Data shown

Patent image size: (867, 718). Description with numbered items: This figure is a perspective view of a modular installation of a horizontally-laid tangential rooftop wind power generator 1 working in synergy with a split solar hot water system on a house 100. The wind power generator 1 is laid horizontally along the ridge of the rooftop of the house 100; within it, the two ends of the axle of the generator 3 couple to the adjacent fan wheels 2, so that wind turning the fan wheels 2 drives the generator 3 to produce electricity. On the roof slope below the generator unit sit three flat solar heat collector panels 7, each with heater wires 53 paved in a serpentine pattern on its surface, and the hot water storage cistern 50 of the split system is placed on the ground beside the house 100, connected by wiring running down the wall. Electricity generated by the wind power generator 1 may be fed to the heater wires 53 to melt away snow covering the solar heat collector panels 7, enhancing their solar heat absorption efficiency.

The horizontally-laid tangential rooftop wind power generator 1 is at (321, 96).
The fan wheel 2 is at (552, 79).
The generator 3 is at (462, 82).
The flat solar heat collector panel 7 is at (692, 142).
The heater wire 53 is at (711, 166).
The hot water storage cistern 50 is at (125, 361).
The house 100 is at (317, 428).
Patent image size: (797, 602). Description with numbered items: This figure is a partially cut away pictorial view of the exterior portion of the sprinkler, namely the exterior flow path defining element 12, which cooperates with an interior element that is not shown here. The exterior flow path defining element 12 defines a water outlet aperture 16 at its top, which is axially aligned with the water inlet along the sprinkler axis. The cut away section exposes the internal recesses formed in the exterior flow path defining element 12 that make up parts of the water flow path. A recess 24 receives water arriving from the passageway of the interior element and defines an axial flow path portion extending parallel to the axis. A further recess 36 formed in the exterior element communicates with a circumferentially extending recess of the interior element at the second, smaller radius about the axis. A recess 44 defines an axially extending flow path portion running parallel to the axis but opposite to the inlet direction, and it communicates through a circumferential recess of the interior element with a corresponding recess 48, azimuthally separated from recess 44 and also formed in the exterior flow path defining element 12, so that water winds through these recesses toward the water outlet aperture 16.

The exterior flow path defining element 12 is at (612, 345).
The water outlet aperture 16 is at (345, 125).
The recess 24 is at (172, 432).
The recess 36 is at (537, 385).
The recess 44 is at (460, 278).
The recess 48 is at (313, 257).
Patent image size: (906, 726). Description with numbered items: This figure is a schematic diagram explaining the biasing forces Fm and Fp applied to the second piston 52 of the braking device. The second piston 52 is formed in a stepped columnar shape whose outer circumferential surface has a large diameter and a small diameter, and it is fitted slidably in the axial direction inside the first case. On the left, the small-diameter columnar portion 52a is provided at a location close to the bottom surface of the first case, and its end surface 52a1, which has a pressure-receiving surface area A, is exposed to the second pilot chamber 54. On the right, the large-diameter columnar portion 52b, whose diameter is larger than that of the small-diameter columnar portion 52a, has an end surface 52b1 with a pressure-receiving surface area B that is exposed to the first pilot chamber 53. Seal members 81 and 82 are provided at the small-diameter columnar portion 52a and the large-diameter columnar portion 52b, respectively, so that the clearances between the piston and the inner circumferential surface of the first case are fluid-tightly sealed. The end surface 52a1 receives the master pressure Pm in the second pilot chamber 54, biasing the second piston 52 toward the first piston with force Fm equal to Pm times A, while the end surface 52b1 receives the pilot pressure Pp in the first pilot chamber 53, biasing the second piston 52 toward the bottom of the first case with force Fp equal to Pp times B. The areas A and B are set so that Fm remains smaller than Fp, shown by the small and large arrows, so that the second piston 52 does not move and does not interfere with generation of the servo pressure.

Exercise
Recast every line of the records above as a Markdown table with the columns Row and Line, numbering the rows and leaving out blank lines.

Exercise output
| Row | Line |
|---|---|
| 1 | Patent image size: (867, 718). Description with numbered items: This figure is a perspective view of a modular installation of a horizontally-laid tangential rooftop wind power generator 1 working in synergy with a split solar hot water system on a house 100. The wind power generator 1 is laid horizontally along the ridge of the rooftop of the house 100; within it, the two ends of the axle of the generator 3 couple to the adjacent fan wheels 2, so that wind turning the fan wheels 2 drives the generator 3 to produce electricity. On the roof slope below the generator unit sit three flat solar heat collector panels 7, each with heater wires 53 paved in a serpentine pattern on its surface, and the hot water storage cistern 50 of the split system is placed on the ground beside the house 100, connected by wiring running down the wall. Electricity generated by the wind power generator 1 may be fed to the heater wires 53 to melt away snow covering the solar heat collector panels 7, enhancing their solar heat absorption efficiency. |
| 2 | The horizontally-laid tangential rooftop wind power generator 1 is at (321, 96). |
| 3 | The fan wheel 2 is at (552, 79). |
| 4 | The generator 3 is at (462, 82). |
| 5 | The flat solar heat collector panel 7 is at (692, 142). |
| 6 | The heater wire 53 is at (711, 166). |
| 7 | The hot water storage cistern 50 is at (125, 361). |
| 8 | The house 100 is at (317, 428). |
| 9 | Patent image size: (797, 602). Description with numbered items: This figure is a partially cut away pictorial view of the exterior portion of the sprinkler, namely the exterior flow path defining element 12, which cooperates with an interior element that is not shown here. The exterior flow path defining element 12 defines a water outlet aperture 16 at its top, which is axially aligned with the water inlet along the sprinkler axis. The cut away section exposes the internal recesses formed in the exterior flow path defining element 12 that make up parts of the water flow path. A recess 24 receives water arriving from the passageway of the interior element and defines an axial flow path portion extending parallel to the axis. A further recess 36 formed in the exterior element communicates with a circumferentially extending recess of the interior element at the second, smaller radius about the axis. A recess 44 defines an axially extending flow path portion running parallel to the axis but opposite to the inlet direction, and it communicates through a circumferential recess of the interior element with a corresponding recess 48, azimuthally separated from recess 44 and also formed in the exterior flow path defining element 12, so that water winds through these recesses toward the water outlet aperture 16. |
| 10 | The exterior flow path defining element 12 is at (612, 345). |
| 11 | The water outlet aperture 16 is at (345, 125). |
| 12 | The recess 24 is at (172, 432). |
| 13 | The recess 36 is at (537, 385). |
| 14 | The recess 44 is at (460, 278). |
| 15 | The recess 48 is at (313, 257). |
| 16 | Patent image size: (906, 726). Description with numbered items: This figure is a schematic diagram explaining the biasing forces Fm and Fp applied to the second piston 52 of the braking device. The second piston 52 is formed in a stepped columnar shape whose outer circumferential surface has a large diameter and a small diameter, and it is fitted slidably in the axial direction inside the first case. On the left, the small-diameter columnar portion 52a is provided at a location close to the bottom surface of the first case, and its end surface 52a1, which has a pressure-receiving surface area A, is exposed to the second pilot chamber 54. On the right, the large-diameter columnar portion 52b, whose diameter is larger than that of the small-diameter columnar portion 52a, has an end surface 52b1 with a pressure-receiving surface area B that is exposed to the first pilot chamber 53. Seal members 81 and 82 are provided at the small-diameter columnar portion 52a and the large-diameter columnar portion 52b, respectively, so that the clearances between the piston and the inner circumferential surface of the first case are fluid-tightly sealed. The end surface 52a1 receives the master pressure Pm in the second pilot chamber 54, biasing the second piston 52 toward the first piston with force Fm equal to Pm times A, while the end surface 52b1 receives the pilot pressure Pp in the first pilot chamber 53, biasing the second piston 52 toward the bottom of the first case with force Fp equal to Pp times B. The areas A and B are set so that Fm remains smaller than Fp, shown by the small and large arrows, so that the second piston 52 does not move and does not interfere with generation of the servo pressure. |